- _YOUR INSTRUCTIONS_
Collect each line of the records containing the string "Projektet".

══════════════════════════════

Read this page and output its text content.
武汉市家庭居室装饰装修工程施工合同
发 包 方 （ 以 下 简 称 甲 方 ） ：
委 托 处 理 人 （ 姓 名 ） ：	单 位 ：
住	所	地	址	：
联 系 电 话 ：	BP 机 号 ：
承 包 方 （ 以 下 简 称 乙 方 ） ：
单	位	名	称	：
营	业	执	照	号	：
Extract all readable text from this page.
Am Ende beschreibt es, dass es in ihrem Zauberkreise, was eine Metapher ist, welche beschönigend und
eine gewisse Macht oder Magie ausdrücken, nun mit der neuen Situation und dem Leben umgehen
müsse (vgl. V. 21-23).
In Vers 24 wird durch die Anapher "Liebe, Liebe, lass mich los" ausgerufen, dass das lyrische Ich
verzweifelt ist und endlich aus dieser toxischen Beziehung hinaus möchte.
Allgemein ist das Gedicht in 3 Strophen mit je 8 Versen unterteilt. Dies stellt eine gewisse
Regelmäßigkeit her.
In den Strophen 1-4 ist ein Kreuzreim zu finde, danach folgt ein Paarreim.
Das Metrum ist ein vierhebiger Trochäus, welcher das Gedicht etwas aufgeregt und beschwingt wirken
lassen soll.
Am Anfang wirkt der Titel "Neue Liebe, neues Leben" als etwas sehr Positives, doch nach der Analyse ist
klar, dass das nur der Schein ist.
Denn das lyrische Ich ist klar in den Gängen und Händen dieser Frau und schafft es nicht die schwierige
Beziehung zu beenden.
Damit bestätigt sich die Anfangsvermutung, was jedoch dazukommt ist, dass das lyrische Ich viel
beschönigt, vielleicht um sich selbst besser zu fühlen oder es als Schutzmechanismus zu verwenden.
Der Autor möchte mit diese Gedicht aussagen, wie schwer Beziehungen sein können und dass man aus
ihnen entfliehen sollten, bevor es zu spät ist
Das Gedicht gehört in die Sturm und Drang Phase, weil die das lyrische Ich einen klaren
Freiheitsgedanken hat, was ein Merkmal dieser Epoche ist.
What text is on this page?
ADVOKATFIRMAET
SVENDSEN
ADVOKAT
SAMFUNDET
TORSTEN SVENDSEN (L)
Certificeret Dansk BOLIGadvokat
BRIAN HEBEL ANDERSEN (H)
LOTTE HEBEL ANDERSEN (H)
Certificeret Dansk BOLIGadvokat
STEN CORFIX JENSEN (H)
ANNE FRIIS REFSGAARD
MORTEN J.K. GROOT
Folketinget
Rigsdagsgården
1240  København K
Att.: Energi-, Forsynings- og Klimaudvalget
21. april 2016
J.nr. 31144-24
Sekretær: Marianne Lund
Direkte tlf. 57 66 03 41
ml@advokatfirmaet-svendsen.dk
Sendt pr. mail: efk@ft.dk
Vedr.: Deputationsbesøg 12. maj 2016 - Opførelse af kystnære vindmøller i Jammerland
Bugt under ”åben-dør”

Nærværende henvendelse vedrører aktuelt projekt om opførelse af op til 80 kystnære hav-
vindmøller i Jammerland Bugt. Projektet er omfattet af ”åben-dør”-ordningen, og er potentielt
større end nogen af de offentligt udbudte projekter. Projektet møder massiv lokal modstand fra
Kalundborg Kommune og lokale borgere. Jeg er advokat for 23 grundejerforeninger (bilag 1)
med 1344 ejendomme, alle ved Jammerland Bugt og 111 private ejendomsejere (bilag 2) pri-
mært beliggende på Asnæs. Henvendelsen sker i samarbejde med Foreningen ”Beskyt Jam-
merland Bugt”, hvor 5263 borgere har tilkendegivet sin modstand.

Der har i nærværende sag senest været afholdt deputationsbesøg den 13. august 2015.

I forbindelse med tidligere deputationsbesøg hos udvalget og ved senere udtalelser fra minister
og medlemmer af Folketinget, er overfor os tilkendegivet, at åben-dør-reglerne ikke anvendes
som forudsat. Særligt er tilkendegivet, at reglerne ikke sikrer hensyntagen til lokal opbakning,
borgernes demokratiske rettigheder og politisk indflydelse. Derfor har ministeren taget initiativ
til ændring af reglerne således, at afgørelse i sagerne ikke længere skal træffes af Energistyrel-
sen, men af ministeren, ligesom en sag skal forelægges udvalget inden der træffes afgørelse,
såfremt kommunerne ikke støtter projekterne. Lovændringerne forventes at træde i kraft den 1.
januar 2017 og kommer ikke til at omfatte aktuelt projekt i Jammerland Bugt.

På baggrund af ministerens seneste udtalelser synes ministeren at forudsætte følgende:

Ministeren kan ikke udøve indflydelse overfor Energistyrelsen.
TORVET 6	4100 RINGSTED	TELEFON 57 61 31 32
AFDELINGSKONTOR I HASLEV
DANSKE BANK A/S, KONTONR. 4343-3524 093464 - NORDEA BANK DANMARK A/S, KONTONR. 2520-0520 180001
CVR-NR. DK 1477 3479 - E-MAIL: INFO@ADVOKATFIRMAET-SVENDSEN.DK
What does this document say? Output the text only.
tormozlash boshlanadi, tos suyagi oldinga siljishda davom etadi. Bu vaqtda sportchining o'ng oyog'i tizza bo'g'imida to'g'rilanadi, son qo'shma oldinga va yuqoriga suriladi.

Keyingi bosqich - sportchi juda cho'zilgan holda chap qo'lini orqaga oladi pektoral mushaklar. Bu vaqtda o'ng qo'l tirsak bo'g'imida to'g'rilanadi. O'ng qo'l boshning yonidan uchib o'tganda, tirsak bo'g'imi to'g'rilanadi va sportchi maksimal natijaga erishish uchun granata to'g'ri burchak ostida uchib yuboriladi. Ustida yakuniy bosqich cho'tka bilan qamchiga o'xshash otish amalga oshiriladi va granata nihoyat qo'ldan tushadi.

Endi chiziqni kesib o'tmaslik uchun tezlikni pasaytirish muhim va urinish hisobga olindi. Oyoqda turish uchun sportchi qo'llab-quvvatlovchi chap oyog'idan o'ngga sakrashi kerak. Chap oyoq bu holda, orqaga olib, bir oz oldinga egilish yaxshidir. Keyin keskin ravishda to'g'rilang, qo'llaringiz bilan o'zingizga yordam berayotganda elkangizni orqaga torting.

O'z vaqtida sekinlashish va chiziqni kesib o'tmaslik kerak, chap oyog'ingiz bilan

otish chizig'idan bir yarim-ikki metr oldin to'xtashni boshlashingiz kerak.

══════════════════════════════

- _ANSWER TO THIS TASK_
vindmøller i Jammerland Bugt. Projektet er omfattet af ”åben-dør”-ordningen, og er potentielt
større end nogen af de offentligt udbudte projekter. Projektet møder massiv lokal modstand fra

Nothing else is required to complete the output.